Exercise objective:
Write out, exactly as they appear, only the lines running from the line with "Reverse-engineer this chart into JSON." to the final line of the listing; include both.

Provided entries:

────────

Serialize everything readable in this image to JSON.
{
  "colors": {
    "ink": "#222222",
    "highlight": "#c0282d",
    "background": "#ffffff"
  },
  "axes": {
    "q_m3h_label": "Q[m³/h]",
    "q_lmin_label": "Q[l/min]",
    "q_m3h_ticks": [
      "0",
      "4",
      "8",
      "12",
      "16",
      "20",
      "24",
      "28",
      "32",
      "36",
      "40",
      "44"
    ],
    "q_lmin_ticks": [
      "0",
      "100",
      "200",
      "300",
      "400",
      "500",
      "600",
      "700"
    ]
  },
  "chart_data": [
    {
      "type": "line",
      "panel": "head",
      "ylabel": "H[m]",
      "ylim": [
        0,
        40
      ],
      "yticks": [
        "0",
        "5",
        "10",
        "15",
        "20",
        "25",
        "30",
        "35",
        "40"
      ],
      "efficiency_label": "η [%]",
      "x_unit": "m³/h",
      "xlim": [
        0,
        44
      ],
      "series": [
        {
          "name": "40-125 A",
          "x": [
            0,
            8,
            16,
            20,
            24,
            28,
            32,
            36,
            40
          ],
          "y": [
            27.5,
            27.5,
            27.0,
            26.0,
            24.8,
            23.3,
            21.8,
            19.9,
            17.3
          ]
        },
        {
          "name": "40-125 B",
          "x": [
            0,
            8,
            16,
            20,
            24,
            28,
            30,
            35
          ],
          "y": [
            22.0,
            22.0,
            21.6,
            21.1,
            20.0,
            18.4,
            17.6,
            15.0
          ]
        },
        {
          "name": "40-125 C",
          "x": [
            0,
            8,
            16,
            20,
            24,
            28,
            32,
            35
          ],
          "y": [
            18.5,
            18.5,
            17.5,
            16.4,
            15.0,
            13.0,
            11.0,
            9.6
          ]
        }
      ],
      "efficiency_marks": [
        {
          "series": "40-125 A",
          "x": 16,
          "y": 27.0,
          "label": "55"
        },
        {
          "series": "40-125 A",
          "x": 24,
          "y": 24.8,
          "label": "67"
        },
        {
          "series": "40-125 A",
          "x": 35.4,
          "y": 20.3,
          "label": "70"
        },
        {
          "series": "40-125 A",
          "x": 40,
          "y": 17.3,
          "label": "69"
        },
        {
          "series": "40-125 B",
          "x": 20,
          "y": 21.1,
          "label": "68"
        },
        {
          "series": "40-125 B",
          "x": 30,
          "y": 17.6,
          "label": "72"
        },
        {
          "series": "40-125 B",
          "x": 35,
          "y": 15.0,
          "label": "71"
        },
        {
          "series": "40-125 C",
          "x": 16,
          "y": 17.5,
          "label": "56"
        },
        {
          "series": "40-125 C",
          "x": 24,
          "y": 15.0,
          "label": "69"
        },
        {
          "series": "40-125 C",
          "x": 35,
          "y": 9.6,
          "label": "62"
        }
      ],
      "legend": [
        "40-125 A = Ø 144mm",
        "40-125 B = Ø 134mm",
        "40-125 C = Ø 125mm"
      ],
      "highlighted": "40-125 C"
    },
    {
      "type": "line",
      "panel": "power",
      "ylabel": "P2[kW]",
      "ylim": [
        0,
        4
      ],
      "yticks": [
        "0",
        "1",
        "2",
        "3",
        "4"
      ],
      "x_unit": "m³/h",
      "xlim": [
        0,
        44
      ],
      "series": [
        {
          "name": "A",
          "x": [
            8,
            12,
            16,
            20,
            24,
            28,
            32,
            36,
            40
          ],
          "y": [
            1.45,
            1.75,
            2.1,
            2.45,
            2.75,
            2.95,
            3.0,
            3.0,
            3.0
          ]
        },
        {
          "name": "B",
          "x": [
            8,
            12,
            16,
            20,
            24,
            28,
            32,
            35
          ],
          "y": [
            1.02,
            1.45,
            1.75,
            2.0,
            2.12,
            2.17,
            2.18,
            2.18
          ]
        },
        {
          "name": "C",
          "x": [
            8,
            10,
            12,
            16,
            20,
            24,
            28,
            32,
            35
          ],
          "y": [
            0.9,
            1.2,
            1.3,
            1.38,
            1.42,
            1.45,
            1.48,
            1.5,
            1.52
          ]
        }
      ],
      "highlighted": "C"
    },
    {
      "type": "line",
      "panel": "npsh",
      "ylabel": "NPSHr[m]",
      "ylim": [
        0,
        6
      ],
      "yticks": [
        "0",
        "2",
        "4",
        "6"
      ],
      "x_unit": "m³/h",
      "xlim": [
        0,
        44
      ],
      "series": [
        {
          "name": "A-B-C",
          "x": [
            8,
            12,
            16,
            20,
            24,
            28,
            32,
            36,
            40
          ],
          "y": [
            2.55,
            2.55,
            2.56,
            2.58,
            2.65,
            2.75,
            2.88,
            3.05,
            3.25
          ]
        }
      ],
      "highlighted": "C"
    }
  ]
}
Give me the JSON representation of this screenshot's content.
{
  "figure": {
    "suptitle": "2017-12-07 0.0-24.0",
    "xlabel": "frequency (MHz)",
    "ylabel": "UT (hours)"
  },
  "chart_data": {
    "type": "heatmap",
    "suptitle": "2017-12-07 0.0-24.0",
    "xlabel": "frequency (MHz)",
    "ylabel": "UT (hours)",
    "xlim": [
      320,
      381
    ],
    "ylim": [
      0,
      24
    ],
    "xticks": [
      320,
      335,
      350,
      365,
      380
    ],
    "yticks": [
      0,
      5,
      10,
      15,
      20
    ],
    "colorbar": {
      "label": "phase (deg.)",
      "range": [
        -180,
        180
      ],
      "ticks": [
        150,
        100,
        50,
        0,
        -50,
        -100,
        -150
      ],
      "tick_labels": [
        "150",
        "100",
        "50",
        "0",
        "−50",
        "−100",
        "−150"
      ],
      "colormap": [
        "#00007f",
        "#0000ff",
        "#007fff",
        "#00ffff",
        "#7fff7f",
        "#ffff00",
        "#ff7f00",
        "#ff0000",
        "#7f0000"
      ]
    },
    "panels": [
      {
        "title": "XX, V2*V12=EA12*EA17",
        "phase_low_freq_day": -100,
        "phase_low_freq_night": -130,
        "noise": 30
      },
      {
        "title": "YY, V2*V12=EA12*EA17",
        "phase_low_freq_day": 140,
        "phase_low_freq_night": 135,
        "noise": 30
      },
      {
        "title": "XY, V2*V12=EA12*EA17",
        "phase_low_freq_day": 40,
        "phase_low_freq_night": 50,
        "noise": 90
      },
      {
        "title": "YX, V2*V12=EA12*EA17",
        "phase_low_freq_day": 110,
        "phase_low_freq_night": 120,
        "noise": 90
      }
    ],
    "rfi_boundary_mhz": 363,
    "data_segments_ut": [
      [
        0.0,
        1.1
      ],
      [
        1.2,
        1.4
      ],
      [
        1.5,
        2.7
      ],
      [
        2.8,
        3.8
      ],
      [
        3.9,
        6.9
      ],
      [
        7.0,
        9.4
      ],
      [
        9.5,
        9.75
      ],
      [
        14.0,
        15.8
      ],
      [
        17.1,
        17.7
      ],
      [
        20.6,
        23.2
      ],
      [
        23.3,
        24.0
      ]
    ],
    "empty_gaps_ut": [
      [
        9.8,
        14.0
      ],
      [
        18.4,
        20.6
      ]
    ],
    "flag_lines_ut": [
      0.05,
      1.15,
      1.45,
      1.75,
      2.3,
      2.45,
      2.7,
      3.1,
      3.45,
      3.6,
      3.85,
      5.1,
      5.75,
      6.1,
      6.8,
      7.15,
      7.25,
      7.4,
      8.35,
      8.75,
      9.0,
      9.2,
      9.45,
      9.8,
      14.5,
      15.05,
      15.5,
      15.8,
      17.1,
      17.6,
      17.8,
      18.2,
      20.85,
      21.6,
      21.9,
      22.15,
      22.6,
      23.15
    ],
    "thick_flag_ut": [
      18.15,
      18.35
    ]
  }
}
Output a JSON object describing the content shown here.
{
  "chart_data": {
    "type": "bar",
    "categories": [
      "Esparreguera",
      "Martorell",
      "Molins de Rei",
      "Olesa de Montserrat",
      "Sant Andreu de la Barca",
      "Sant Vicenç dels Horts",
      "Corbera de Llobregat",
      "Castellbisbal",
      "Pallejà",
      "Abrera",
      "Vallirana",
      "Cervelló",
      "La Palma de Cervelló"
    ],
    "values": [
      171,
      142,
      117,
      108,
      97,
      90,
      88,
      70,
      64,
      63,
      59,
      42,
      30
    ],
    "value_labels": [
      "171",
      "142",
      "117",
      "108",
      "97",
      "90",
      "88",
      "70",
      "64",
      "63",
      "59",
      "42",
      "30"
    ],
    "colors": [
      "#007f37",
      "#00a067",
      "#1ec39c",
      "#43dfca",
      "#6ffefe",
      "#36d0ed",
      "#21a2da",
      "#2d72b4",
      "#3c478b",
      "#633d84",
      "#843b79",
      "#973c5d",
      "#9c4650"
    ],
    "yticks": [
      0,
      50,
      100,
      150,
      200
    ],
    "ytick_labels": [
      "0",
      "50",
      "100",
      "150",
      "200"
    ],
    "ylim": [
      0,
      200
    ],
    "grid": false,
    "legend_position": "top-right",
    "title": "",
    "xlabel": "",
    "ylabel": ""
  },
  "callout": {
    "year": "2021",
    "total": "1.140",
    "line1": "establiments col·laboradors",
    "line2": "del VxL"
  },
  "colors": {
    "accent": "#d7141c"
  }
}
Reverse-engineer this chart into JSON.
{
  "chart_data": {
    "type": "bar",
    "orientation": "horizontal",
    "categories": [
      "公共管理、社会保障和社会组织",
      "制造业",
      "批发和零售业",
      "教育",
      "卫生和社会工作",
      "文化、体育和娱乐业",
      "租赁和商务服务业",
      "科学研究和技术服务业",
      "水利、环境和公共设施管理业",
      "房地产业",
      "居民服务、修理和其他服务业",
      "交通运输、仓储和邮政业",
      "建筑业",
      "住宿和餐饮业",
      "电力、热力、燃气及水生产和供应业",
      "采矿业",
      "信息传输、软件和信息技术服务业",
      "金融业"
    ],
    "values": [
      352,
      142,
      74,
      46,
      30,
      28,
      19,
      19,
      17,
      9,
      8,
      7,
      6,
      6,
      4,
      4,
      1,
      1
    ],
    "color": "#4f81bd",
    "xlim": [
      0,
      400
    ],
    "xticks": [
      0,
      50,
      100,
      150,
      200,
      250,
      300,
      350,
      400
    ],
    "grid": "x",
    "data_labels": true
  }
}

────────

Solved problem:
Reverse-engineer this chart into JSON.
{
  "chart_data": {
    "type": "bar",
    "orientation": "horizontal",
    "categories": [
      "公共管理、社会保障和社会组织",
      "制造业",
      "批发和零售业",
      "教育",
      "卫生和社会工作",
      "文化、体育和娱乐业",
      "租赁和商务服务业",
      "科学研究和技术服务业",
      "水利、环境和公共设施管理业",
      "房地产业",
      "居民服务、修理和其他服务业",
      "交通运输、仓储和邮政业",
      "建筑业",
      "住宿和餐饮业",
      "电力、热力、燃气及水生产和供应业",
      "采矿业",
      "信息传输、软件和信息技术服务业",
      "金融业"
    ],
    "values": [
      352,
      142,
      74,
      46,
      30,
      28,
      19,
      19,
      17,
      9,
      8,
      7,
      6,
      6,
      4,
      4,
      1,
      1
    ],
    "color": "#4f81bd",
    "xlim": [
      0,
      400
    ],
    "xticks": [
      0,
      50,
      100,
      150,
      200,
      250,
      300,
      350,
      400
    ],
    "grid": "x",
    "data_labels": true
  }
}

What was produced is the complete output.